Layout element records
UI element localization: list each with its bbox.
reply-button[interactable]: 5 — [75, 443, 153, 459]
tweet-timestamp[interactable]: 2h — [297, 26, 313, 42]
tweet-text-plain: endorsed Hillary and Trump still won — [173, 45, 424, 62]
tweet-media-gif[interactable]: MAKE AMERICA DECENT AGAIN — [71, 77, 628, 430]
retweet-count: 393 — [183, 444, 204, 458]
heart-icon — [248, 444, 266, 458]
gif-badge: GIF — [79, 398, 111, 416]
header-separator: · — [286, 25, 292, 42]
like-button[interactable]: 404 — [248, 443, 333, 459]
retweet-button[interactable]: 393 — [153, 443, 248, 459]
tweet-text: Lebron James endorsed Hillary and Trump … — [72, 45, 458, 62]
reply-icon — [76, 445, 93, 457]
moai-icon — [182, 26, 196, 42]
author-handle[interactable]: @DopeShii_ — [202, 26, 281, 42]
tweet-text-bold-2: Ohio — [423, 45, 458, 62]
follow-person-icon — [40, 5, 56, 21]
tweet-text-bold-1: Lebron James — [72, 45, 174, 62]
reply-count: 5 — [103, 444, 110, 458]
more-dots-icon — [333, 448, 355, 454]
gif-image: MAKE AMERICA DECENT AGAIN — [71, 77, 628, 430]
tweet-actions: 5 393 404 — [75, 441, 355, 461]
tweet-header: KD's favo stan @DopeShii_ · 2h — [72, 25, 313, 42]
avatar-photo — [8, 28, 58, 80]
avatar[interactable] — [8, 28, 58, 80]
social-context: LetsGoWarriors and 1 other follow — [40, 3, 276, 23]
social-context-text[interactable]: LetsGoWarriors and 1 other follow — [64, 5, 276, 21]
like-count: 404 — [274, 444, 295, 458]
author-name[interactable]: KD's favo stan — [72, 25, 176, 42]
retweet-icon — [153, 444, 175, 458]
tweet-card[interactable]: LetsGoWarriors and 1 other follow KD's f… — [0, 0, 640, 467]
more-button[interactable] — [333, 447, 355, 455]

TASK TO CARRY OUT
Copy every line of the records above word for word, with no changes.

RESPONSE
UI element localization: list each with its bbox.
reply-button[interactable]: 5 — [75, 443, 153, 459]
tweet-timestamp[interactable]: 2h — [297, 26, 313, 42]
tweet-text-plain: endorsed Hillary and Trump still won — [173, 45, 424, 62]
tweet-media-gif[interactable]: MAKE AMERICA DECENT AGAIN — [71, 77, 628, 430]
retweet-count: 393 — [183, 444, 204, 458]
heart-icon — [248, 444, 266, 458]
gif-badge: GIF — [79, 398, 111, 416]
header-separator: · — [286, 25, 292, 42]
like-button[interactable]: 404 — [248, 443, 333, 459]
retweet-button[interactable]: 393 — [153, 443, 248, 459]
tweet-text: Lebron James endorsed Hillary and Trump … — [72, 45, 458, 62]
reply-icon — [76, 445, 93, 457]
moai-icon — [182, 26, 196, 42]
author-handle[interactable]: @DopeShii_ — [202, 26, 281, 42]
tweet-text-bold-2: Ohio — [423, 45, 458, 62]
follow-person-icon — [40, 5, 56, 21]
tweet-text-bold-1: Lebron James — [72, 45, 174, 62]
reply-count: 5 — [103, 444, 110, 458]
more-dots-icon — [333, 448, 355, 454]
gif-image: MAKE AMERICA DECENT AGAIN — [71, 77, 628, 430]
tweet-actions: 5 393 404 — [75, 441, 355, 461]
tweet-header: KD's favo stan @DopeShii_ · 2h — [72, 25, 313, 42]
avatar-photo — [8, 28, 58, 80]
avatar[interactable] — [8, 28, 58, 80]
social-context: LetsGoWarriors and 1 other follow — [40, 3, 276, 23]
social-context-text[interactable]: LetsGoWarriors and 1 other follow — [64, 5, 276, 21]
like-count: 404 — [274, 444, 295, 458]
author-name[interactable]: KD's favo stan — [72, 25, 176, 42]
retweet-icon — [153, 444, 175, 458]
tweet-card[interactable]: LetsGoWarriors and 1 other follow KD's f… — [0, 0, 640, 467]
more-button[interactable] — [333, 447, 355, 455]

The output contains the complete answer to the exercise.